### Data records ###

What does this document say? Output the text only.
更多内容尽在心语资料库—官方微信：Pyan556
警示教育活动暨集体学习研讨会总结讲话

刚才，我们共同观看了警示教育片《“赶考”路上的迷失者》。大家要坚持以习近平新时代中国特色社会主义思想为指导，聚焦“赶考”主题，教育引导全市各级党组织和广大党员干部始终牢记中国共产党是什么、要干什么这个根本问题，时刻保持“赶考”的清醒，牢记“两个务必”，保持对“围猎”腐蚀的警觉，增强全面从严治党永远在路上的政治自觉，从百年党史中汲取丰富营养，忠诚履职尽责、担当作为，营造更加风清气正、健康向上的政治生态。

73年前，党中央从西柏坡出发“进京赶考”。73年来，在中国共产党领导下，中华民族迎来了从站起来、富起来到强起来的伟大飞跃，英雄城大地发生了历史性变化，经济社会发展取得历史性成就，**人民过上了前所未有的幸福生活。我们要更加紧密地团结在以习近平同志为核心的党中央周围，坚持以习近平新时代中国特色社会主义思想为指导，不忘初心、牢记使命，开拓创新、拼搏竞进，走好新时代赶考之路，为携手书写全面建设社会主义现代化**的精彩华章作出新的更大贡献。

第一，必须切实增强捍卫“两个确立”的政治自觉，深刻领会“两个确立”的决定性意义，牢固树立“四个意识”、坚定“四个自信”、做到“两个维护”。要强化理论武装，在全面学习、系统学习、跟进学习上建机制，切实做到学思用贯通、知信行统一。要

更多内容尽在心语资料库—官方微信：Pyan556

###

→ **Aim of the exercise**: Repeat all of the records above exactly as they appear.

→ **Exercise response**:
What does this document say? Output the text only.
更多内容尽在心语资料库—官方微信：Pyan556
警示教育活动暨集体学习研讨会总结讲话

刚才，我们共同观看了警示教育片《“赶考”路上的迷失者》。大家要坚持以习近平新时代中国特色社会主义思想为指导，聚焦“赶考”主题，教育引导全市各级党组织和广大党员干部始终牢记中国共产党是什么、要干什么这个根本问题，时刻保持“赶考”的清醒，牢记“两个务必”，保持对“围猎”腐蚀的警觉，增强全面从严治党永远在路上的政治自觉，从百年党史中汲取丰富营养，忠诚履职尽责、担当作为，营造更加风清气正、健康向上的政治生态。

73年前，党中央从西柏坡出发“进京赶考”。73年来，在中国共产党领导下，中华民族迎来了从站起来、富起来到强起来的伟大飞跃，英雄城大地发生了历史性变化，经济社会发展取得历史性成就，**人民过上了前所未有的幸福生活。我们要更加紧密地团结在以习近平同志为核心的党中央周围，坚持以习近平新时代中国特色社会主义思想为指导，不忘初心、牢记使命，开拓创新、拼搏竞进，走好新时代赶考之路，为携手书写全面建设社会主义现代化**的精彩华章作出新的更大贡献。

第一，必须切实增强捍卫“两个确立”的政治自觉，深刻领会“两个确立”的决定性意义，牢固树立“四个意识”、坚定“四个自信”、做到“两个维护”。要强化理论武装，在全面学习、系统学习、跟进学习上建机制，切实做到学思用贯通、知信行统一。要

更多内容尽在心语资料库—官方微信：Pyan556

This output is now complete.